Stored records

◆ ◆ ◆

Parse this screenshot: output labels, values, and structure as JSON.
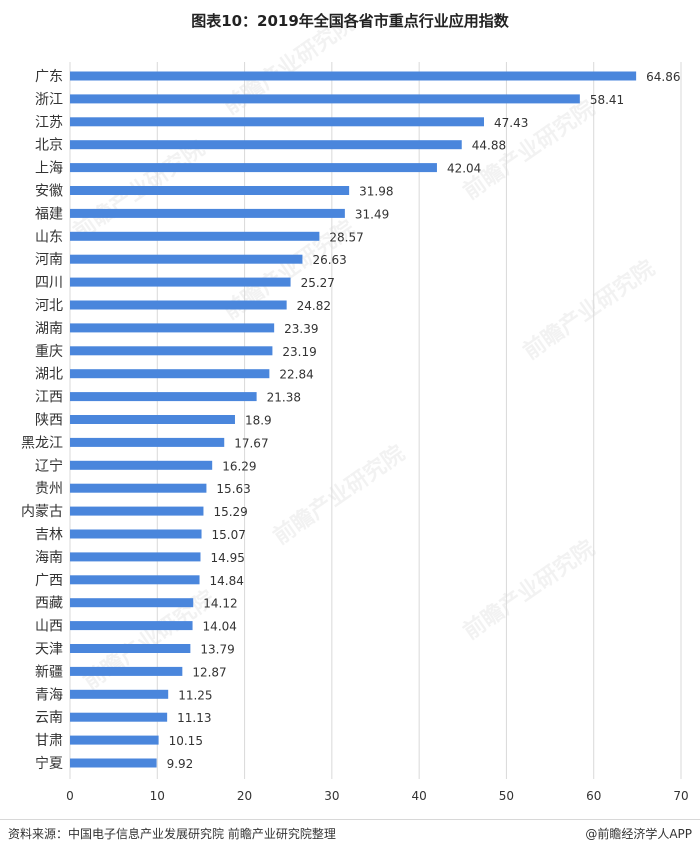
{
  "title": "图表10：2019年全国各省市重点行业应用指数",
  "footer": {
    "source": "资料来源：中国电子信息产业发展研究院 前瞻产业研究院整理",
    "credit": "@前瞻经济学人APP"
  },
  "watermark": "前瞻产业研究院",
  "colors": {
    "bar": "#4a86dc",
    "grid": "#d9d9d9",
    "text": "#333333"
  },
  "chart_data": {
    "type": "bar",
    "orientation": "horizontal",
    "title": "图表10：2019年全国各省市重点行业应用指数",
    "categories": [
      "广东",
      "浙江",
      "江苏",
      "北京",
      "上海",
      "安徽",
      "福建",
      "山东",
      "河南",
      "四川",
      "河北",
      "湖南",
      "重庆",
      "湖北",
      "江西",
      "陕西",
      "黑龙江",
      "辽宁",
      "贵州",
      "内蒙古",
      "吉林",
      "海南",
      "广西",
      "西藏",
      "山西",
      "天津",
      "新疆",
      "青海",
      "云南",
      "甘肃",
      "宁夏"
    ],
    "values": [
      64.86,
      58.41,
      47.43,
      44.88,
      42.04,
      31.98,
      31.49,
      28.57,
      26.63,
      25.27,
      24.82,
      23.39,
      23.19,
      22.84,
      21.38,
      18.9,
      17.67,
      16.29,
      15.63,
      15.29,
      15.07,
      14.95,
      14.84,
      14.12,
      14.04,
      13.79,
      12.87,
      11.25,
      11.13,
      10.15,
      9.92
    ],
    "value_labels": [
      "64.86",
      "58.41",
      "47.43",
      "44.88",
      "42.04",
      "31.98",
      "31.49",
      "28.57",
      "26.63",
      "25.27",
      "24.82",
      "23.39",
      "23.19",
      "22.84",
      "21.38",
      "18.9",
      "17.67",
      "16.29",
      "15.63",
      "15.29",
      "15.07",
      "14.95",
      "14.84",
      "14.12",
      "14.04",
      "13.79",
      "12.87",
      "11.25",
      "11.13",
      "10.15",
      "9.92"
    ],
    "xlim": [
      0,
      70
    ],
    "xticks": [
      "0",
      "10",
      "20",
      "30",
      "40",
      "50",
      "60",
      "70"
    ],
    "grid": true
  }
}
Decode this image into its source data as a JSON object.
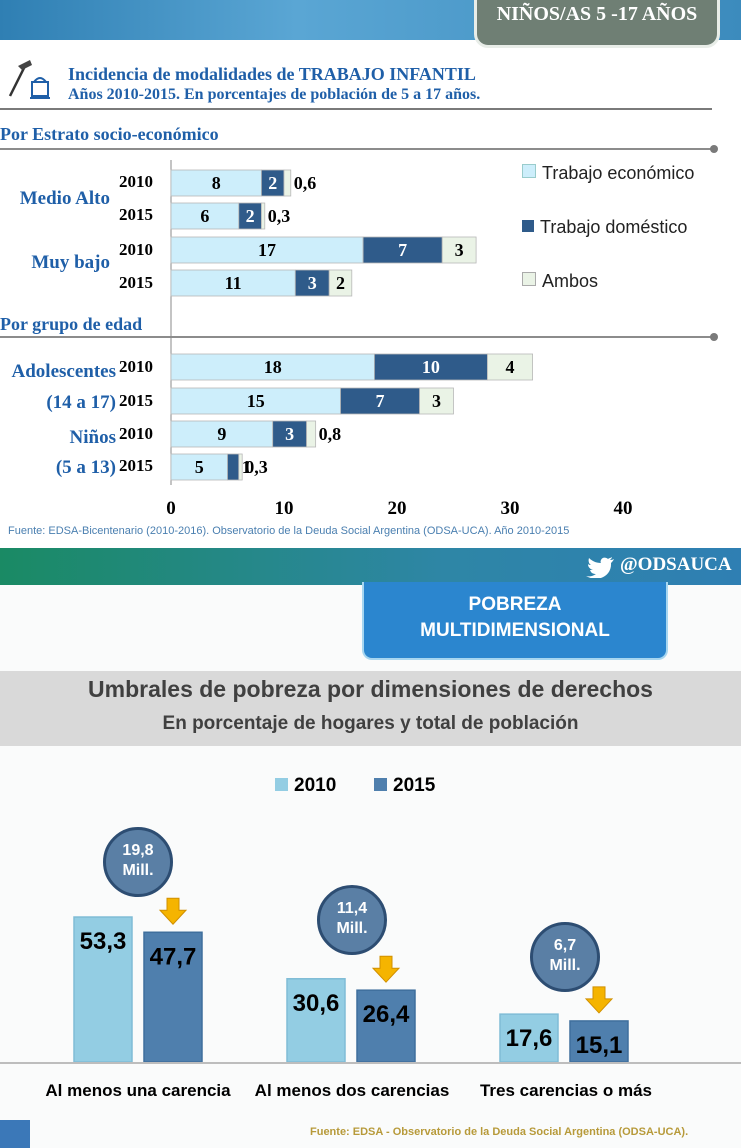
{
  "top_panel": {
    "badge": "NIÑOS/AS 5 -17 AÑOS",
    "title": "Incidencia de modalidades de TRABAJO INFANTIL",
    "subtitle": "Años 2010-2015. En porcentajes de población de 5 a 17 años.",
    "section1": "Por Estrato socio-económico",
    "section2": "Por grupo de edad",
    "groups": [
      "Medio Alto",
      "Muy bajo",
      "Adolescentes",
      "(14 a 17)",
      "Niños",
      "(5 a 13)"
    ],
    "source": "Fuente: EDSA-Bicentenario (2010-2016). Observatorio de la Deuda Social Argentina (ODSA-UCA). Año 2010-2015"
  },
  "twitter": {
    "handle": "@ODSAUCA"
  },
  "bottom_panel": {
    "badge_line1": "POBREZA",
    "badge_line2": "MULTIDIMENSIONAL",
    "title": "Umbrales de pobreza por dimensiones de derechos",
    "subtitle": "En porcentaje de hogares y total de población",
    "legend": [
      "2010",
      "2015"
    ],
    "millions": [
      {
        "value": "19,8",
        "unit": "Mill."
      },
      {
        "value": "11,4",
        "unit": "Mill."
      },
      {
        "value": "6,7",
        "unit": "Mill."
      }
    ],
    "source": "Fuente: EDSA - Observatorio de la Deuda Social Argentina (ODSA-UCA)."
  },
  "chart_data": [
    {
      "type": "bar",
      "orientation": "horizontal",
      "stacked": true,
      "title": "Incidencia de modalidades de TRABAJO INFANTIL",
      "categories": [
        "Medio Alto 2010",
        "Medio Alto 2015",
        "Muy bajo 2010",
        "Muy bajo 2015",
        "Adolescentes (14 a 17) 2010",
        "Adolescentes (14 a 17) 2015",
        "Niños (5 a 13) 2010",
        "Niños (5 a 13) 2015"
      ],
      "row_years": [
        "2010",
        "2015",
        "2010",
        "2015",
        "2010",
        "2015",
        "2010",
        "2015"
      ],
      "series": [
        {
          "name": "Trabajo económico",
          "values": [
            8,
            6,
            17,
            11,
            18,
            15,
            9,
            5
          ],
          "labels": [
            "8",
            "6",
            "17",
            "11",
            "18",
            "15",
            "9",
            "5"
          ],
          "color": "#cdeefb"
        },
        {
          "name": "Trabajo doméstico",
          "values": [
            2,
            2,
            7,
            3,
            10,
            7,
            3,
            1
          ],
          "labels": [
            "2",
            "2",
            "7",
            "3",
            "10",
            "7",
            "3",
            "1"
          ],
          "color": "#2f5b8a"
        },
        {
          "name": "Ambos",
          "values": [
            0.6,
            0.3,
            3,
            2,
            4,
            3,
            0.8,
            0.3
          ],
          "labels": [
            "0,6",
            "0,3",
            "3",
            "2",
            "4",
            "3",
            "0,8",
            "0,3"
          ],
          "color": "#eaf3e6"
        }
      ],
      "xlim": [
        0,
        40
      ],
      "xticks": [
        "0",
        "10",
        "20",
        "30",
        "40"
      ],
      "legend_position": "right"
    },
    {
      "type": "bar",
      "title": "Umbrales de pobreza por dimensiones de derechos",
      "subtitle": "En porcentaje de hogares y total de población",
      "categories": [
        "Al menos una carencia",
        "Al menos dos carencias",
        "Tres carencias o más"
      ],
      "series": [
        {
          "name": "2010",
          "values": [
            53.3,
            30.6,
            17.6
          ],
          "labels": [
            "53,3",
            "30,6",
            "17,6"
          ],
          "color": "#93cde3"
        },
        {
          "name": "2015",
          "values": [
            47.7,
            26.4,
            15.1
          ],
          "labels": [
            "47,7",
            "26,4",
            "15,1"
          ],
          "color": "#4f7fad"
        }
      ],
      "ylim": [
        0,
        60
      ],
      "legend_position": "top"
    }
  ]
}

◆ ◆ ◆

Directive — Copy the material above in full and exactly, skipping pictures.

Result —
Parse this screenshot: output labels, values, and structure as JSON.
{
  "title": "图表10：2019年全国各省市重点行业应用指数",
  "footer": {
    "source": "资料来源：中国电子信息产业发展研究院 前瞻产业研究院整理",
    "credit": "@前瞻经济学人APP"
  },
  "watermark": "前瞻产业研究院",
  "colors": {
    "bar": "#4a86dc",
    "grid": "#d9d9d9",
    "text": "#333333"
  },
  "chart_data": {
    "type": "bar",
    "orientation": "horizontal",
    "title": "图表10：2019年全国各省市重点行业应用指数",
    "categories": [
      "广东",
      "浙江",
      "江苏",
      "北京",
      "上海",
      "安徽",
      "福建",
      "山东",
      "河南",
      "四川",
      "河北",
      "湖南",
      "重庆",
      "湖北",
      "江西",
      "陕西",
      "黑龙江",
      "辽宁",
      "贵州",
      "内蒙古",
      "吉林",
      "海南",
      "广西",
      "西藏",
      "山西",
      "天津",
      "新疆",
      "青海",
      "云南",
      "甘肃",
      "宁夏"
    ],
    "values": [
      64.86,
      58.41,
      47.43,
      44.88,
      42.04,
      31.98,
      31.49,
      28.57,
      26.63,
      25.27,
      24.82,
      23.39,
      23.19,
      22.84,
      21.38,
      18.9,
      17.67,
      16.29,
      15.63,
      15.29,
      15.07,
      14.95,
      14.84,
      14.12,
      14.04,
      13.79,
      12.87,
      11.25,
      11.13,
      10.15,
      9.92
    ],
    "value_labels": [
      "64.86",
      "58.41",
      "47.43",
      "44.88",
      "42.04",
      "31.98",
      "31.49",
      "28.57",
      "26.63",
      "25.27",
      "24.82",
      "23.39",
      "23.19",
      "22.84",
      "21.38",
      "18.9",
      "17.67",
      "16.29",
      "15.63",
      "15.29",
      "15.07",
      "14.95",
      "14.84",
      "14.12",
      "14.04",
      "13.79",
      "12.87",
      "11.25",
      "11.13",
      "10.15",
      "9.92"
    ],
    "xlim": [
      0,
      70
    ],
    "xticks": [
      "0",
      "10",
      "20",
      "30",
      "40",
      "50",
      "60",
      "70"
    ],
    "grid": true
  }
}
Decode this image into its source data as a JSON object.
{
  "top_panel": {
    "badge": "NIÑOS/AS 5 -17 AÑOS",
    "title": "Incidencia de modalidades de TRABAJO INFANTIL",
    "subtitle": "Años 2010-2015. En porcentajes de población de 5 a 17 años.",
    "section1": "Por Estrato socio-económico",
    "section2": "Por grupo de edad",
    "groups": [
      "Medio Alto",
      "Muy bajo",
      "Adolescentes",
      "(14 a 17)",
      "Niños",
      "(5 a 13)"
    ],
    "source": "Fuente: EDSA-Bicentenario (2010-2016). Observatorio de la Deuda Social Argentina (ODSA-UCA). Año 2010-2015"
  },
  "twitter": {
    "handle": "@ODSAUCA"
  },
  "bottom_panel": {
    "badge_line1": "POBREZA",
    "badge_line2": "MULTIDIMENSIONAL",
    "title": "Umbrales de pobreza por dimensiones de derechos",
    "subtitle": "En porcentaje de hogares y total de población",
    "legend": [
      "2010",
      "2015"
    ],
    "millions": [
      {
        "value": "19,8",
        "unit": "Mill."
      },
      {
        "value": "11,4",
        "unit": "Mill."
      },
      {
        "value": "6,7",
        "unit": "Mill."
      }
    ],
    "source": "Fuente: EDSA - Observatorio de la Deuda Social Argentina (ODSA-UCA)."
  },
  "chart_data": [
    {
      "type": "bar",
      "orientation": "horizontal",
      "stacked": true,
      "title": "Incidencia de modalidades de TRABAJO INFANTIL",
      "categories": [
        "Medio Alto 2010",
        "Medio Alto 2015",
        "Muy bajo 2010",
        "Muy bajo 2015",
        "Adolescentes (14 a 17) 2010",
        "Adolescentes (14 a 17) 2015",
        "Niños (5 a 13) 2010",
        "Niños (5 a 13) 2015"
      ],
      "row_years": [
        "2010",
        "2015",
        "2010",
        "2015",
        "2010",
        "2015",
        "2010",
        "2015"
      ],
      "series": [
        {
          "name": "Trabajo económico",
          "values": [
            8,
            6,
            17,
            11,
            18,
            15,
            9,
            5
          ],
          "labels": [
            "8",
            "6",
            "17",
            "11",
            "18",
            "15",
            "9",
            "5"
          ],
          "color": "#cdeefb"
        },
        {
          "name": "Trabajo doméstico",
          "values": [
            2,
            2,
            7,
            3,
            10,
            7,
            3,
            1
          ],
          "labels": [
            "2",
            "2",
            "7",
            "3",
            "10",
            "7",
            "3",
            "1"
          ],
          "color": "#2f5b8a"
        },
        {
          "name": "Ambos",
          "values": [
            0.6,
            0.3,
            3,
            2,
            4,
            3,
            0.8,
            0.3
          ],
          "labels": [
            "0,6",
            "0,3",
            "3",
            "2",
            "4",
            "3",
            "0,8",
            "0,3"
          ],
          "color": "#eaf3e6"
        }
      ],
      "xlim": [
        0,
        40
      ],
      "xticks": [
        "0",
        "10",
        "20",
        "30",
        "40"
      ],
      "legend_position": "right"
    },
    {
      "type": "bar",
      "title": "Umbrales de pobreza por dimensiones de derechos",
      "subtitle": "En porcentaje de hogares y total de población",
      "categories": [
        "Al menos una carencia",
        "Al menos dos carencias",
        "Tres carencias o más"
      ],
      "series": [
        {
          "name": "2010",
          "values": [
            53.3,
            30.6,
            17.6
          ],
          "labels": [
            "53,3",
            "30,6",
            "17,6"
          ],
          "color": "#93cde3"
        },
        {
          "name": "2015",
          "values": [
            47.7,
            26.4,
            15.1
          ],
          "labels": [
            "47,7",
            "26,4",
            "15,1"
          ],
          "color": "#4f7fad"
        }
      ],
      "ylim": [
        0,
        60
      ],
      "legend_position": "top"
    }
  ]
}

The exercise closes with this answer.